**Your goal**.
Copy these lines word for word, starting at the line that contains "bar-value-overnight-stays-2021: 108.370 —" and ending after the line that contains "y-axis-label: 50.000 — [59, 483, 105, 500]".

**Data for the task**.
■ ■ ■ ■ ■

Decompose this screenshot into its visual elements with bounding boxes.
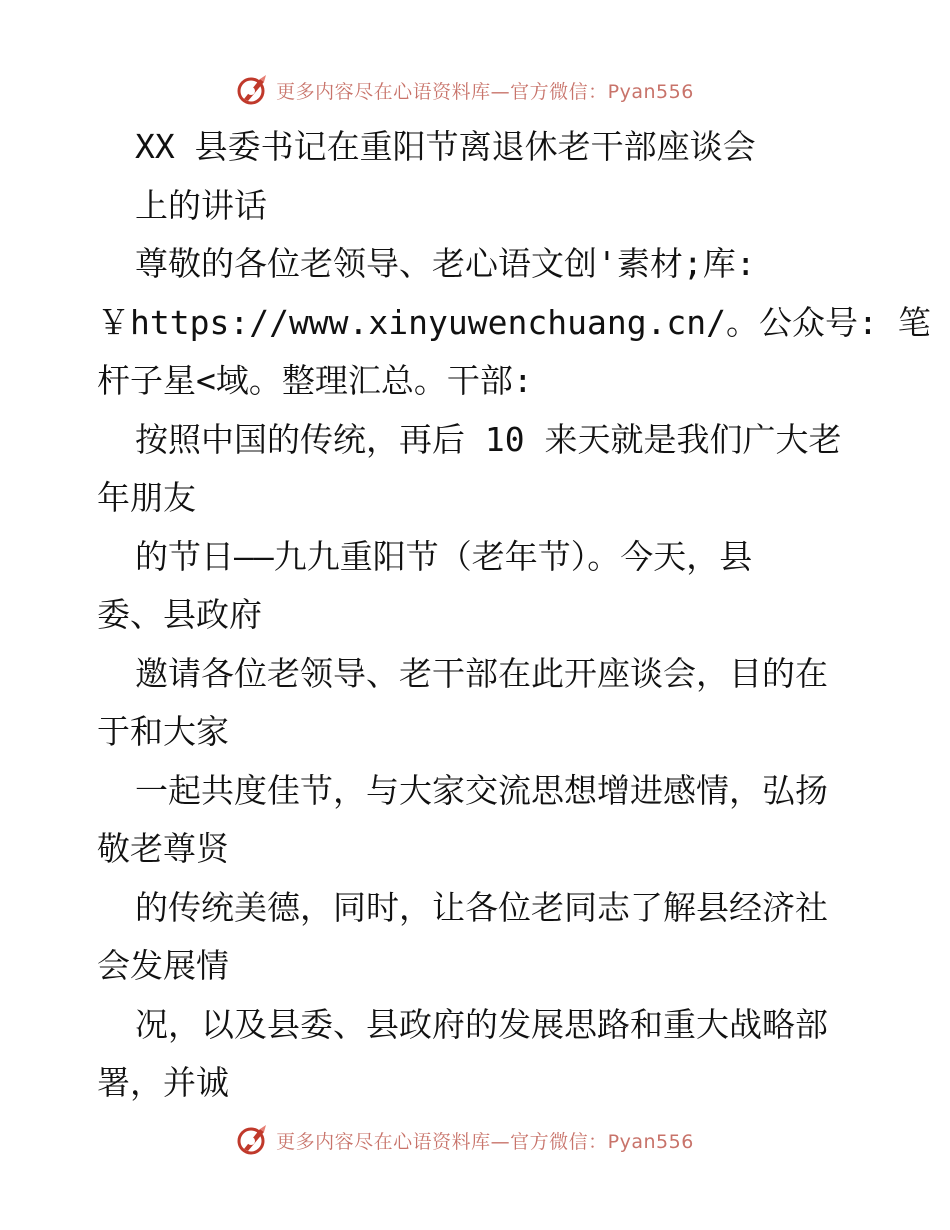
header-watermark	[0, 70, 950, 110]
text-line: 敬老尊贤	[97, 829, 229, 868]
text-line: 的节日——九九重阳节（老年节）。今天，县	[135, 536, 753, 576]
document-body	[97, 118, 931, 1113]
pen-logo-icon	[236, 73, 270, 107]
text-line: ￥https://www.xinyuwenchuang.cn/。公众号: 笔	[97, 302, 931, 342]
text-line: 会发展情	[97, 946, 229, 985]
text-line: 年朋友	[97, 478, 196, 517]
text-line: 况，以及县委、县政府的发展思路和重大战略部	[135, 1004, 828, 1044]
text-line: 一起共度佳节，与大家交流思想增进感情，弘扬	[135, 770, 828, 810]
text-line: 的传统美德，同时，让各位老同志了解县经济社	[135, 887, 828, 927]
text-line: 于和大家	[97, 712, 229, 751]
text-line: 上的讲话	[135, 185, 267, 225]
text-line: 署，并诚	[97, 1063, 229, 1102]
watermark-content	[236, 73, 694, 107]
watermark-text: 更多内容尽在心语资料库—官方微信：Pyan556	[276, 1130, 694, 1153]
pen-logo-icon	[236, 1123, 270, 1157]
text-line: 尊敬的各位老领导、老心语文创'素材;库:	[135, 244, 756, 283]
text-line: 邀请各位老领导、老干部在此开座谈会，目的在	[135, 653, 828, 693]
footer-watermark	[0, 1120, 950, 1160]
watermark-content	[236, 1123, 694, 1157]
text-line: 委、县政府	[97, 595, 262, 634]
watermark-text: 更多内容尽在心语资料库—官方微信：Pyan556	[276, 80, 694, 103]
text-line: XX 县委书记在重阳节离退休老干部座谈会	[135, 127, 756, 166]
text-line: 按照中国的传统，再后 10 来天就是我们广大老	[135, 419, 842, 459]
text-line: 杆子星<域。整理汇总。干部:	[97, 361, 533, 400]
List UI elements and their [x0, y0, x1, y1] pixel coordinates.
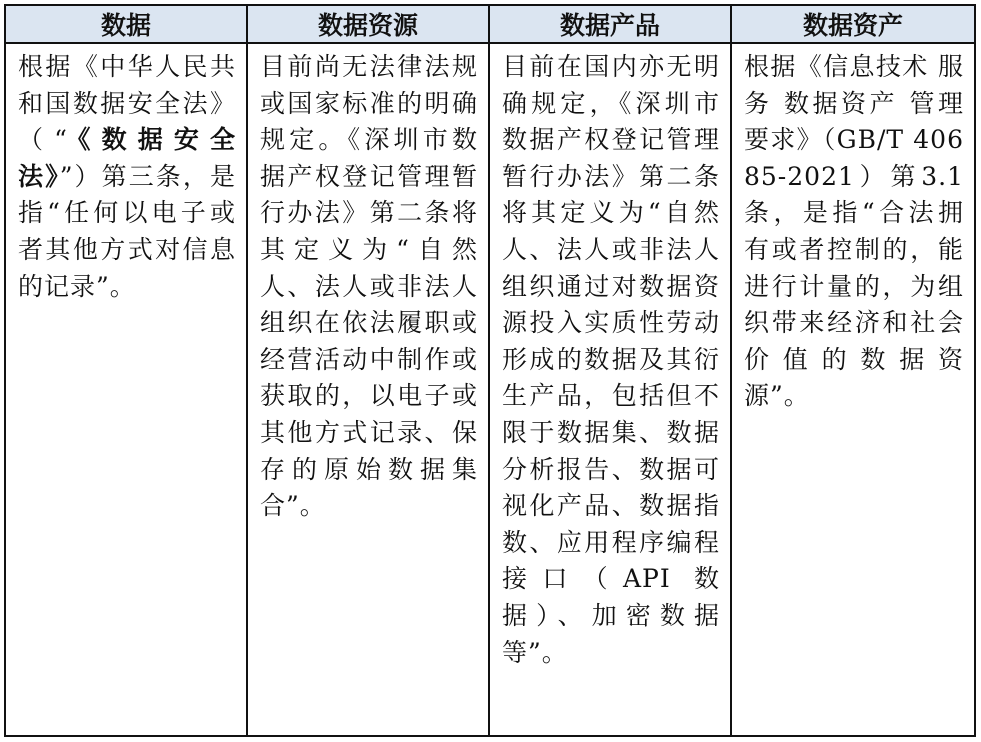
law-short-name: 《数据安全法》	[18, 125, 236, 191]
cell-data-asset-definition	[731, 43, 975, 736]
header-data-product: 数据产品	[489, 5, 731, 43]
definition-text: ”）第三条，是指“任何以电子或者其他方式对信息的记录”。	[18, 161, 236, 301]
definition-text: 根据《中华人民共和国数据安全法》（“	[18, 52, 236, 155]
definitions-table	[4, 4, 976, 737]
header-data-asset: 数据资产	[731, 5, 975, 43]
definition-text: 目前尚无法律法规或国家标准的明确规定。《深圳市数据产权登记管理暂行办法》第二条将其定义为“自然人、法人或非法人组织在依法履职或经营活动中制作或获取的，以电子或其他方式记录、保存的原始数据集合”。	[260, 52, 478, 521]
definition-text: 目前在国内亦无明确规定，《深圳市数据产权登记管理暂行办法》第二条将其定义为“自然人、法人或非法人组织通过对数据资源投入实质性劳动形成的数据及其衍生产品，包括但不限于数据集、数据分析报告、数据可视化产品、数据指数、应用程序编程接口（API 数据）、加密数据等”。	[502, 52, 720, 667]
cell-data-resource-definition	[247, 43, 489, 736]
cell-data-product-definition	[489, 43, 731, 736]
cell-data-definition	[5, 43, 247, 736]
definition-row	[5, 43, 975, 736]
header-data: 数据	[5, 5, 247, 43]
header-data-resource: 数据资源	[247, 5, 489, 43]
header-row	[5, 5, 975, 43]
definition-text: 根据《信息技术 服务 数据资产 管理要求》（GB/T 40685-2021）第3.1条，是指“合法拥有或者控制的，能进行计量的，为组织带来经济和社会价值的数据资源”。	[744, 52, 964, 411]
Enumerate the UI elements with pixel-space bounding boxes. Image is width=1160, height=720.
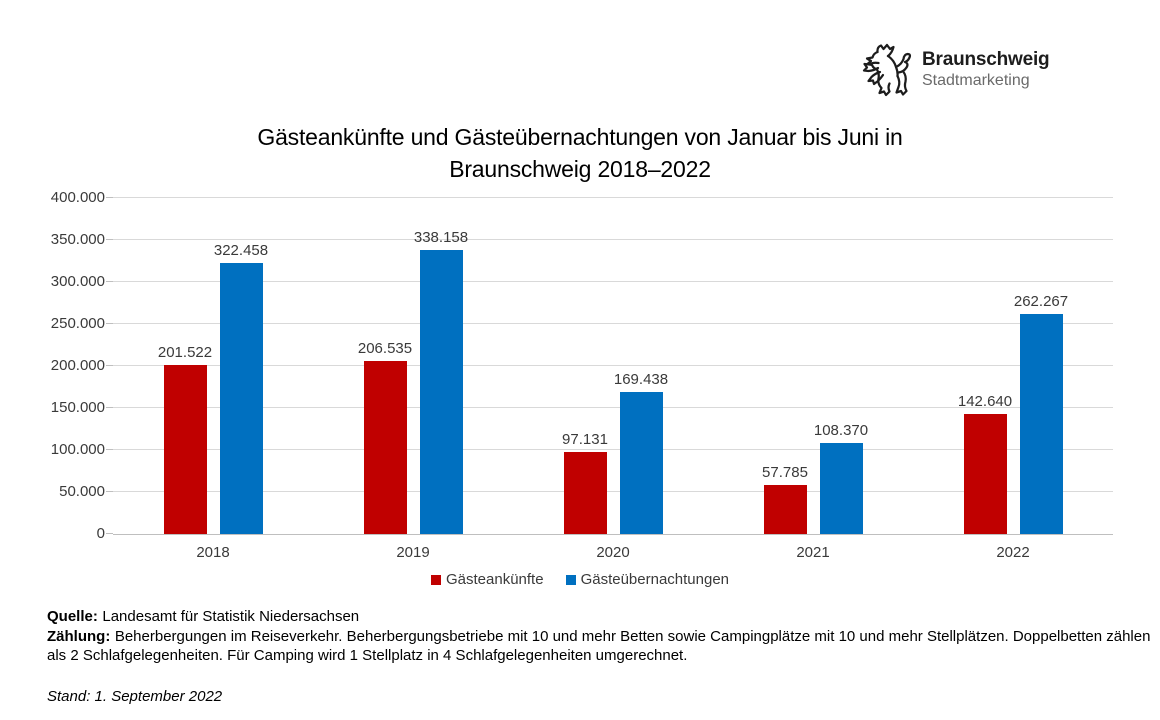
bar-value-overnight-stays-2021: 108.370 — [813, 421, 869, 439]
x-axis-label-2022: 2022 — [996, 544, 1030, 561]
x-axis-line — [113, 534, 1113, 535]
gridline — [113, 281, 1113, 282]
bar-value-arrivals-2020: 97.131 — [562, 431, 608, 449]
y-axis-tick — [106, 239, 113, 240]
y-axis-label: 50.000 — [59, 483, 105, 500]
bar-value-arrivals-2022: 142.640 — [957, 393, 1013, 411]
gridline — [113, 197, 1113, 198]
source-text: Landesamt für Statistik Niedersachsen — [102, 608, 360, 625]
y-axis-label: 250.000 — [50, 315, 105, 332]
legend-swatch-overnight-stays — [566, 575, 576, 585]
bar-value-overnight-stays-2018: 322.458 — [213, 242, 269, 260]
y-axis-label: 400.000 — [50, 189, 105, 206]
bar-value-overnight-stays-2022: 262.267 — [1013, 292, 1069, 310]
bar-value-arrivals-2021: 57.785 — [762, 464, 808, 482]
logo-subtitle: Stadtmarketing — [922, 72, 1030, 89]
y-axis-tick — [106, 197, 113, 198]
y-axis-label: 300.000 — [50, 273, 105, 290]
footer-notes — [47, 607, 1153, 666]
census-text: Beherbergungen im Reiseverkehr. Beherbergungsbetriebe mit 10 und mehr Betten sowie Campingplätze mit 10 und mehr Stellplätzen. Doppelbetten zählen als 2 Schlafgelegenheiten. Für Camping wird 1 Stellplatz in 4 Schlafgelegenheiten umgerechnet. — [47, 627, 1151, 664]
legend-item-overnight-stays — [566, 571, 729, 588]
y-axis-tick — [106, 449, 113, 450]
chart-title-line2: Braunschweig 2018–2022 — [449, 156, 711, 182]
bar-arrivals-2021 — [764, 485, 807, 534]
logo-name: Braunschweig — [922, 49, 1050, 70]
y-axis-label: 200.000 — [50, 357, 105, 374]
y-axis-tick — [106, 323, 113, 324]
bar-arrivals-2022 — [964, 414, 1007, 534]
x-axis-label-2019: 2019 — [396, 544, 430, 561]
bar-arrivals-2020 — [564, 452, 607, 534]
census-note — [47, 627, 1153, 666]
bar-value-arrivals-2019: 206.535 — [357, 339, 413, 357]
y-axis-label: 150.000 — [50, 399, 105, 416]
y-axis-tick — [106, 407, 113, 408]
x-axis-label-2021: 2021 — [796, 544, 830, 561]
bar-overnight-stays-2022 — [1020, 314, 1063, 534]
bar-value-arrivals-2018: 201.522 — [157, 343, 213, 361]
chart-legend — [0, 571, 1160, 588]
y-axis-tick — [106, 491, 113, 492]
date-note: Stand: 1. September 2022 — [47, 688, 223, 705]
bar-value-overnight-stays-2019: 338.158 — [413, 228, 469, 246]
chart-title-line1: Gästeankünfte und Gästeübernachtungen von Januar bis Juni in — [257, 124, 903, 150]
y-axis-tick — [106, 281, 113, 282]
y-axis-label: 350.000 — [50, 231, 105, 248]
legend-label-arrivals: Gästeankünfte — [445, 571, 544, 588]
y-axis-label: 0 — [96, 525, 105, 542]
bar-overnight-stays-2018 — [220, 263, 263, 534]
source-note — [47, 607, 1153, 627]
bar-overnight-stays-2020 — [620, 392, 663, 534]
x-axis-label-2018: 2018 — [196, 544, 230, 561]
legend-label-overnight-stays: Gästeübernachtungen — [580, 571, 730, 588]
y-axis-tick — [106, 533, 113, 534]
bar-overnight-stays-2021 — [820, 443, 863, 534]
gridline — [113, 323, 1113, 324]
x-axis-label-2020: 2020 — [596, 544, 630, 561]
gridline — [113, 365, 1113, 366]
legend-swatch-arrivals — [431, 575, 441, 585]
bar-value-overnight-stays-2020: 169.438 — [613, 370, 669, 388]
source-label: Quelle: — [47, 608, 98, 625]
bar-overnight-stays-2019 — [420, 250, 463, 534]
census-label: Zählung: — [47, 627, 111, 645]
y-axis-tick — [106, 365, 113, 366]
bar-arrivals-2019 — [364, 361, 407, 534]
legend-item-arrivals — [431, 571, 544, 588]
y-axis-label: 100.000 — [50, 441, 105, 458]
gridline — [113, 239, 1113, 240]
bar-arrivals-2018 — [164, 365, 207, 534]
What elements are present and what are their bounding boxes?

■ ■ ■ ■ ■

**Task result**.
bar-value-overnight-stays-2021: 108.370 — [813, 421, 869, 439]
x-axis-label-2022: 2022 — [996, 544, 1030, 561]
x-axis-line — [113, 534, 1113, 535]
gridline — [113, 281, 1113, 282]
bar-value-arrivals-2020: 97.131 — [562, 431, 608, 449]
y-axis-tick — [106, 239, 113, 240]
y-axis-label: 50.000 — [59, 483, 105, 500]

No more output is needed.